EXERCISE INSTRUCTIONS
Without the images, write out the whole listing exactly.
──────── SUPPLIED MATERIAL ────────
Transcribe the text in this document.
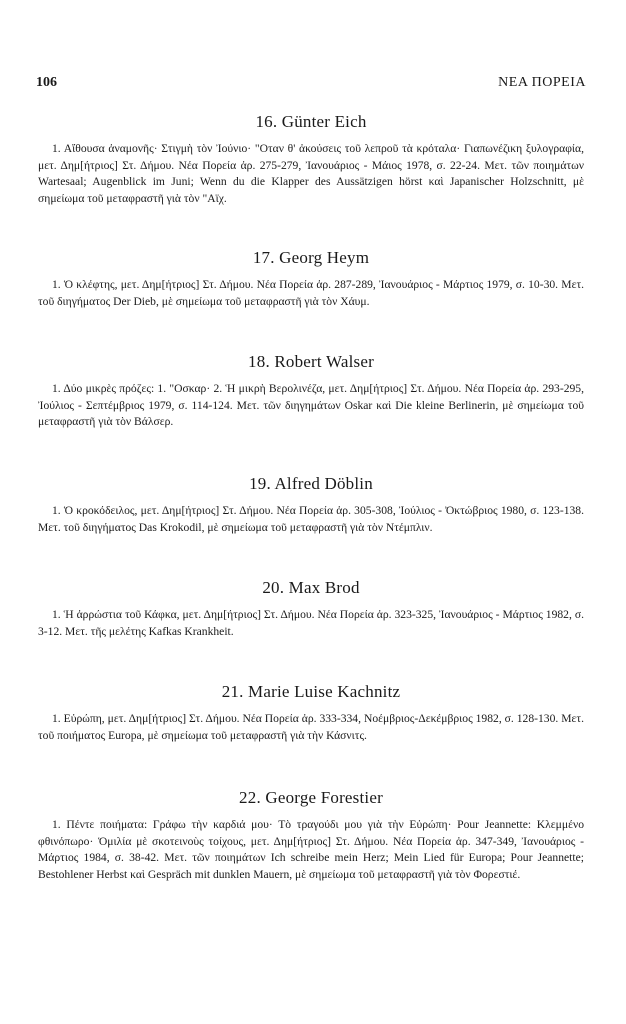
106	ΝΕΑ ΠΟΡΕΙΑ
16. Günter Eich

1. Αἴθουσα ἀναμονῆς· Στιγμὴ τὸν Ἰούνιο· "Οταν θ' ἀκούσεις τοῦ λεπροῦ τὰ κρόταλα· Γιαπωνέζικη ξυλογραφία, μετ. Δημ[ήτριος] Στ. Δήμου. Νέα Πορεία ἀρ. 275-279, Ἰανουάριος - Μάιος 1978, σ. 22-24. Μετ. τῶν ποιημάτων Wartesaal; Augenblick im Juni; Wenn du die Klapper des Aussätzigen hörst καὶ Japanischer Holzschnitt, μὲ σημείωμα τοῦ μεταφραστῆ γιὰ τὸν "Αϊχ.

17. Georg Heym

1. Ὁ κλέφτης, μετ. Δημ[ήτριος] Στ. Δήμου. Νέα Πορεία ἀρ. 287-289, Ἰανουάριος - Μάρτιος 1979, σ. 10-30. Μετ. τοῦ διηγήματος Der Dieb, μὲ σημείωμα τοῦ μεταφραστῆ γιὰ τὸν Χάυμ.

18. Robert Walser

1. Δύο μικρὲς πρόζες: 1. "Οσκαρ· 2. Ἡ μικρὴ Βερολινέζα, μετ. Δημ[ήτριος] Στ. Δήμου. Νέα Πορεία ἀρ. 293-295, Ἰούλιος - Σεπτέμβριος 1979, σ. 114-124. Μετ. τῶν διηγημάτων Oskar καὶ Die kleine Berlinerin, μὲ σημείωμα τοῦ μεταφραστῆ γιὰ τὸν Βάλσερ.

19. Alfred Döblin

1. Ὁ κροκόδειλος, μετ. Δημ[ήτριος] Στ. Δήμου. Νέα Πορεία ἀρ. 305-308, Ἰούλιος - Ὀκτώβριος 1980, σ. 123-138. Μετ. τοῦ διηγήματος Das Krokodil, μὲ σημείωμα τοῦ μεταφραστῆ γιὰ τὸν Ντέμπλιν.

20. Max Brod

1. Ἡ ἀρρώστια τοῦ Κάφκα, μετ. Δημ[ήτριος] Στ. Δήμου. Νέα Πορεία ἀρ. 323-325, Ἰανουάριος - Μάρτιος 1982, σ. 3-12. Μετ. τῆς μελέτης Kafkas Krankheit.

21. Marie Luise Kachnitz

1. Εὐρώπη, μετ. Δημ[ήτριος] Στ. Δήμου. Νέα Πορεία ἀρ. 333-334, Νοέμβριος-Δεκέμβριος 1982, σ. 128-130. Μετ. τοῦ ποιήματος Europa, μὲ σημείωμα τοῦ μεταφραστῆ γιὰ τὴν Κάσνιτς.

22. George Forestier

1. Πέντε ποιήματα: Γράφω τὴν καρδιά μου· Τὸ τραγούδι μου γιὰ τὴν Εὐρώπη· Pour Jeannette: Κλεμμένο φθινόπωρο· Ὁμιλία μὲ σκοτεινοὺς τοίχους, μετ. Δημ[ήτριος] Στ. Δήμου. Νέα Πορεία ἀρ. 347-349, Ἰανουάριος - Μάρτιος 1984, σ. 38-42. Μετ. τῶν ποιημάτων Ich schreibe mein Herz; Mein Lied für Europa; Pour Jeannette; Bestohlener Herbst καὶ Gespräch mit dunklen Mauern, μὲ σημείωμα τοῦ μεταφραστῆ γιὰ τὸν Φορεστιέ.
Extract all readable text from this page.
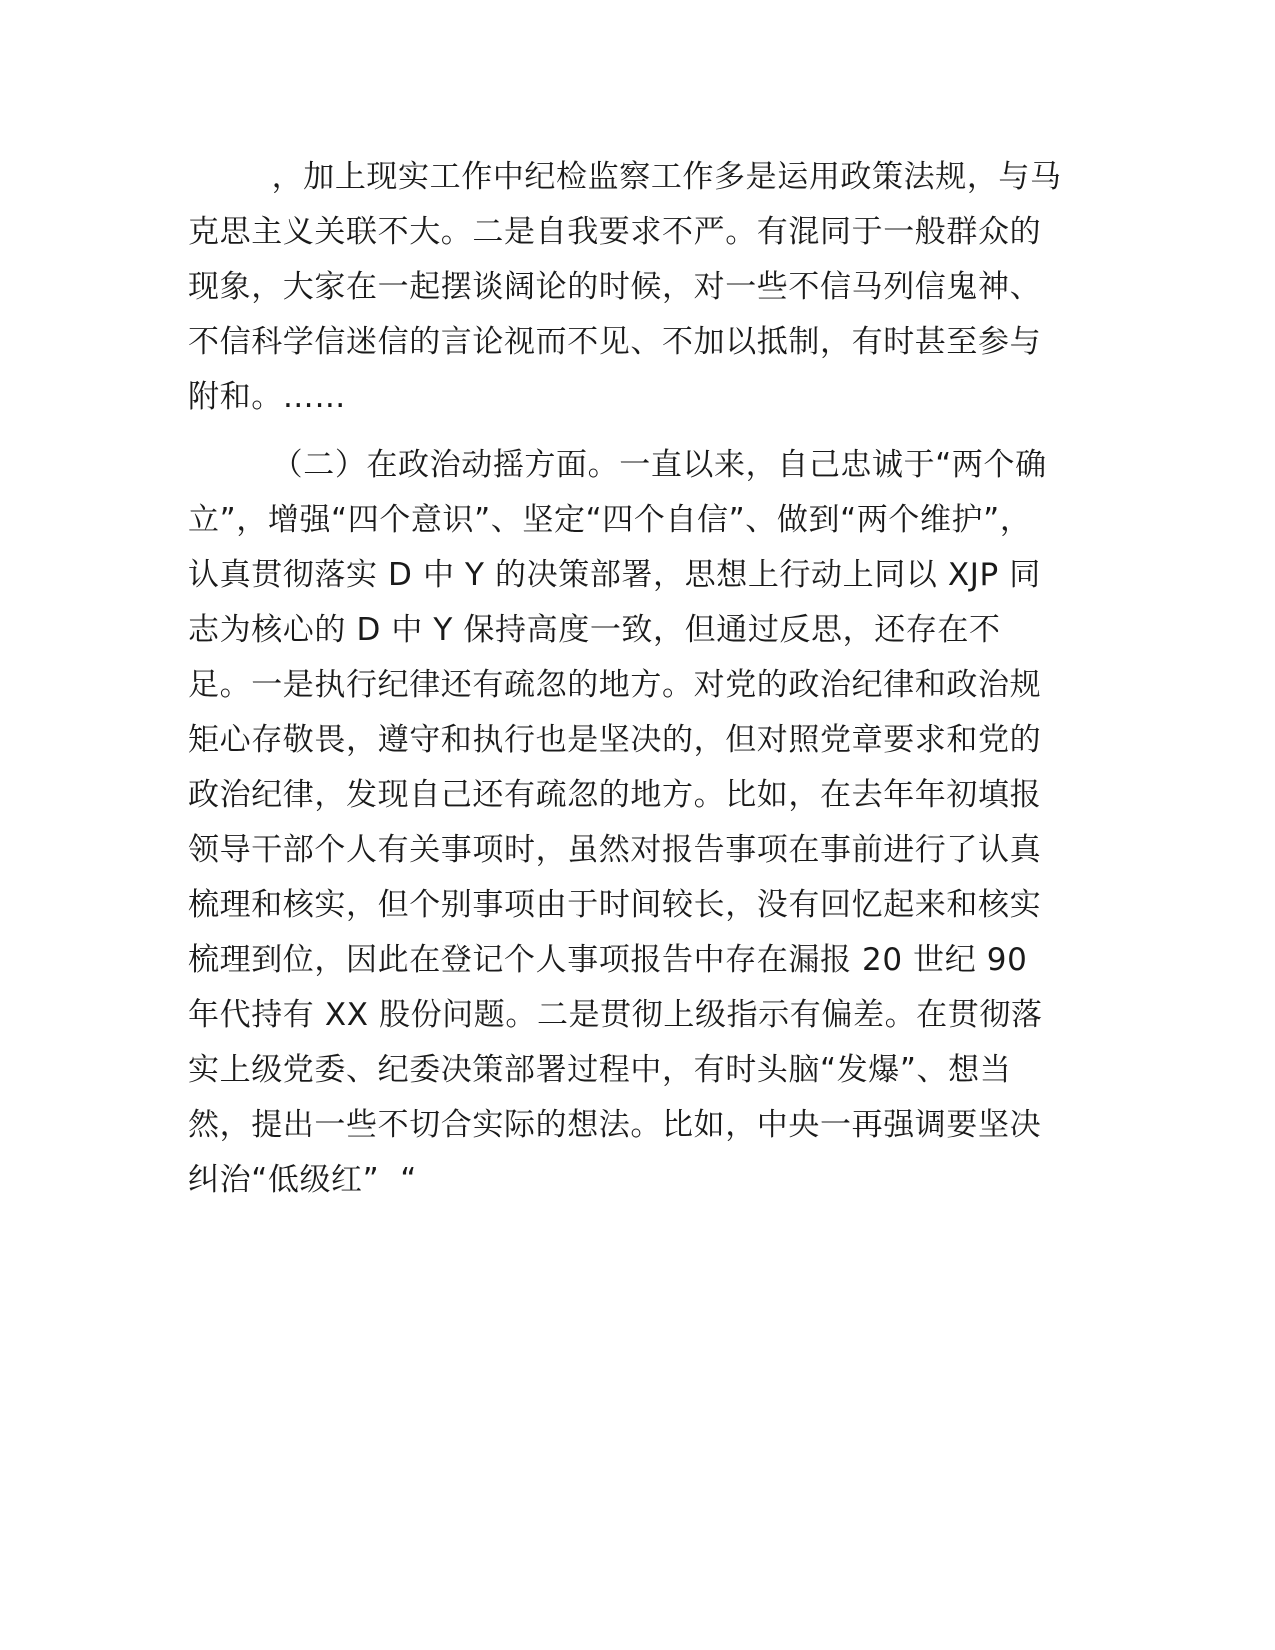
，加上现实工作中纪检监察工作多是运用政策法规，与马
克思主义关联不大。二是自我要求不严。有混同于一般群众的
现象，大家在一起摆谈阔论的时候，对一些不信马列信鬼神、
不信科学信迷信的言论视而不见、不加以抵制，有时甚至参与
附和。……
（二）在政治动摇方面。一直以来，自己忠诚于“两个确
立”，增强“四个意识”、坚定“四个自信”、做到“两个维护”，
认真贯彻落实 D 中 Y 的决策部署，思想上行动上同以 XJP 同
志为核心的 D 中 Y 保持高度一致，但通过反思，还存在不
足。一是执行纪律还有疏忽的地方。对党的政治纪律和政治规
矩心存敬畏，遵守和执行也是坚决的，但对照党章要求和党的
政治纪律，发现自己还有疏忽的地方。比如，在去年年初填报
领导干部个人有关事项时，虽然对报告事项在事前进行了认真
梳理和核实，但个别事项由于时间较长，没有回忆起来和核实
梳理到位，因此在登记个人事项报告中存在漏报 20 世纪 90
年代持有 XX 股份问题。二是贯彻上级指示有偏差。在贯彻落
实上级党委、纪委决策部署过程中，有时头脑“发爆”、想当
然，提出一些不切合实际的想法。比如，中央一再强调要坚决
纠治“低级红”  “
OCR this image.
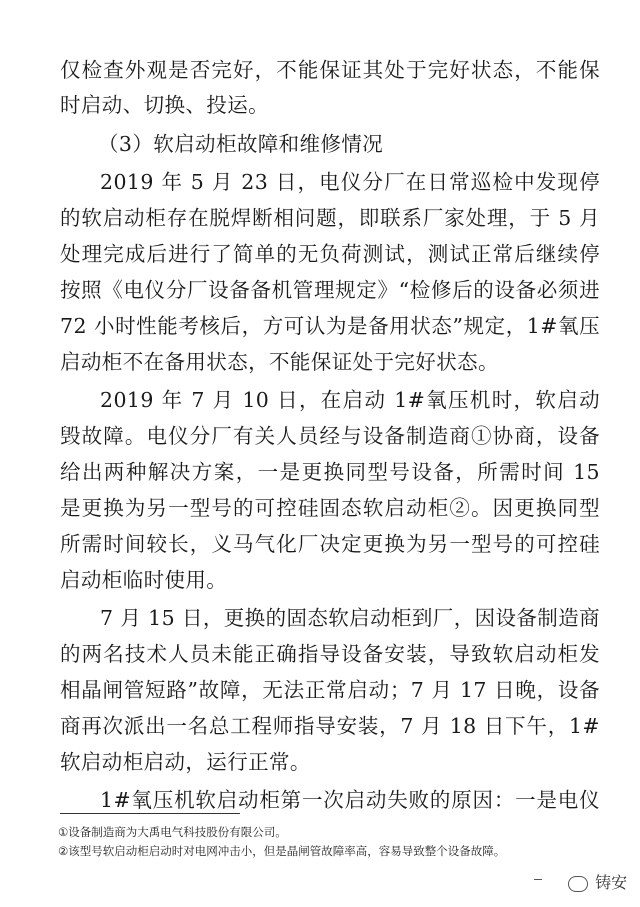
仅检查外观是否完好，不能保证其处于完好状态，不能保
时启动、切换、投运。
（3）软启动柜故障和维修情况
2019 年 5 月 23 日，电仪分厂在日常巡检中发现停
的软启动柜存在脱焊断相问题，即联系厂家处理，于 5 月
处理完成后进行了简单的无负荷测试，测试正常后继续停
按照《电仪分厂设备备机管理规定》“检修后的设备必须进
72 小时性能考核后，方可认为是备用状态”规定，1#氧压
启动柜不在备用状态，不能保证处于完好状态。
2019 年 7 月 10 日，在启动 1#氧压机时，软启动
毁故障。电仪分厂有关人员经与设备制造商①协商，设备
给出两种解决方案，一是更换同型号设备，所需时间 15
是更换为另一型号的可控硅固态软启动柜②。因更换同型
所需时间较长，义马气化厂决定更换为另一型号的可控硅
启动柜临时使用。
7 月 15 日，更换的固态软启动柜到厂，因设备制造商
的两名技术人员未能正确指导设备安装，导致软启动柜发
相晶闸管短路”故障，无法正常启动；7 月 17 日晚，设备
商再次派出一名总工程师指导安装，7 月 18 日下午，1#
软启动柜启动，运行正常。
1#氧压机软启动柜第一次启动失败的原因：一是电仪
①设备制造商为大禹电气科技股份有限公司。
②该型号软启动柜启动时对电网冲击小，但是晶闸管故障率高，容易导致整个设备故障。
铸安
────────
OUTPUT BELOW
Transcribe the text in this document.
106	ΝΕΑ ΠΟΡΕΙΑ
16. Günter Eich

1. Αἴθουσα ἀναμονῆς· Στιγμὴ τὸν Ἰούνιο· "Οταν θ' ἀκούσεις τοῦ λεπροῦ τὰ κρόταλα· Γιαπωνέζικη ξυλογραφία, μετ. Δημ[ήτριος] Στ. Δήμου. Νέα Πορεία ἀρ. 275-279, Ἰανουάριος - Μάιος 1978, σ. 22-24. Μετ. τῶν ποιημάτων Wartesaal; Augenblick im Juni; Wenn du die Klapper des Aussätzigen hörst καὶ Japanischer Holzschnitt, μὲ σημείωμα τοῦ μεταφραστῆ γιὰ τὸν "Αϊχ.

17. Georg Heym

1. Ὁ κλέφτης, μετ. Δημ[ήτριος] Στ. Δήμου. Νέα Πορεία ἀρ. 287-289, Ἰανουάριος - Μάρτιος 1979, σ. 10-30. Μετ. τοῦ διηγήματος Der Dieb, μὲ σημείωμα τοῦ μεταφραστῆ γιὰ τὸν Χάυμ.

18. Robert Walser

1. Δύο μικρὲς πρόζες: 1. "Οσκαρ· 2. Ἡ μικρὴ Βερολινέζα, μετ. Δημ[ήτριος] Στ. Δήμου. Νέα Πορεία ἀρ. 293-295, Ἰούλιος - Σεπτέμβριος 1979, σ. 114-124. Μετ. τῶν διηγημάτων Oskar καὶ Die kleine Berlinerin, μὲ σημείωμα τοῦ μεταφραστῆ γιὰ τὸν Βάλσερ.

19. Alfred Döblin

1. Ὁ κροκόδειλος, μετ. Δημ[ήτριος] Στ. Δήμου. Νέα Πορεία ἀρ. 305-308, Ἰούλιος - Ὀκτώβριος 1980, σ. 123-138. Μετ. τοῦ διηγήματος Das Krokodil, μὲ σημείωμα τοῦ μεταφραστῆ γιὰ τὸν Ντέμπλιν.

20. Max Brod

1. Ἡ ἀρρώστια τοῦ Κάφκα, μετ. Δημ[ήτριος] Στ. Δήμου. Νέα Πορεία ἀρ. 323-325, Ἰανουάριος - Μάρτιος 1982, σ. 3-12. Μετ. τῆς μελέτης Kafkas Krankheit.

21. Marie Luise Kachnitz

1. Εὐρώπη, μετ. Δημ[ήτριος] Στ. Δήμου. Νέα Πορεία ἀρ. 333-334, Νοέμβριος-Δεκέμβριος 1982, σ. 128-130. Μετ. τοῦ ποιήματος Europa, μὲ σημείωμα τοῦ μεταφραστῆ γιὰ τὴν Κάσνιτς.

22. George Forestier

1. Πέντε ποιήματα: Γράφω τὴν καρδιά μου· Τὸ τραγούδι μου γιὰ τὴν Εὐρώπη· Pour Jeannette: Κλεμμένο φθινόπωρο· Ὁμιλία μὲ σκοτεινοὺς τοίχους, μετ. Δημ[ήτριος] Στ. Δήμου. Νέα Πορεία ἀρ. 347-349, Ἰανουάριος - Μάρτιος 1984, σ. 38-42. Μετ. τῶν ποιημάτων Ich schreibe mein Herz; Mein Lied für Europa; Pour Jeannette; Bestohlener Herbst καὶ Gespräch mit dunklen Mauern, μὲ σημείωμα τοῦ μεταφραστῆ γιὰ τὸν Φορεστιέ.
Extract all readable text from this page.
，加上现实工作中纪检监察工作多是运用政策法规，与马
克思主义关联不大。二是自我要求不严。有混同于一般群众的
现象，大家在一起摆谈阔论的时候，对一些不信马列信鬼神、
不信科学信迷信的言论视而不见、不加以抵制，有时甚至参与
附和。……
（二）在政治动摇方面。一直以来，自己忠诚于“两个确
立”，增强“四个意识”、坚定“四个自信”、做到“两个维护”，
认真贯彻落实 D 中 Y 的决策部署，思想上行动上同以 XJP 同
志为核心的 D 中 Y 保持高度一致，但通过反思，还存在不
足。一是执行纪律还有疏忽的地方。对党的政治纪律和政治规
矩心存敬畏，遵守和执行也是坚决的，但对照党章要求和党的
政治纪律，发现自己还有疏忽的地方。比如，在去年年初填报
领导干部个人有关事项时，虽然对报告事项在事前进行了认真
梳理和核实，但个别事项由于时间较长，没有回忆起来和核实
梳理到位，因此在登记个人事项报告中存在漏报 20 世纪 90
年代持有 XX 股份问题。二是贯彻上级指示有偏差。在贯彻落
实上级党委、纪委决策部署过程中，有时头脑“发爆”、想当
然，提出一些不切合实际的想法。比如，中央一再强调要坚决
纠治“低级红”  “
OCR this image.
仅检查外观是否完好，不能保证其处于完好状态，不能保
时启动、切换、投运。
（3）软启动柜故障和维修情况
2019 年 5 月 23 日，电仪分厂在日常巡检中发现停
的软启动柜存在脱焊断相问题，即联系厂家处理，于 5 月
处理完成后进行了简单的无负荷测试，测试正常后继续停
按照《电仪分厂设备备机管理规定》“检修后的设备必须进
72 小时性能考核后，方可认为是备用状态”规定，1#氧压
启动柜不在备用状态，不能保证处于完好状态。
2019 年 7 月 10 日，在启动 1#氧压机时，软启动
毁故障。电仪分厂有关人员经与设备制造商①协商，设备
给出两种解决方案，一是更换同型号设备，所需时间 15
是更换为另一型号的可控硅固态软启动柜②。因更换同型
所需时间较长，义马气化厂决定更换为另一型号的可控硅
启动柜临时使用。
7 月 15 日，更换的固态软启动柜到厂，因设备制造商
的两名技术人员未能正确指导设备安装，导致软启动柜发
相晶闸管短路”故障，无法正常启动；7 月 17 日晚，设备
商再次派出一名总工程师指导安装，7 月 18 日下午，1#
软启动柜启动，运行正常。
1#氧压机软启动柜第一次启动失败的原因：一是电仪
①设备制造商为大禹电气科技股份有限公司。
②该型号软启动柜启动时对电网冲击小，但是晶闸管故障率高，容易导致整个设备故障。
铸安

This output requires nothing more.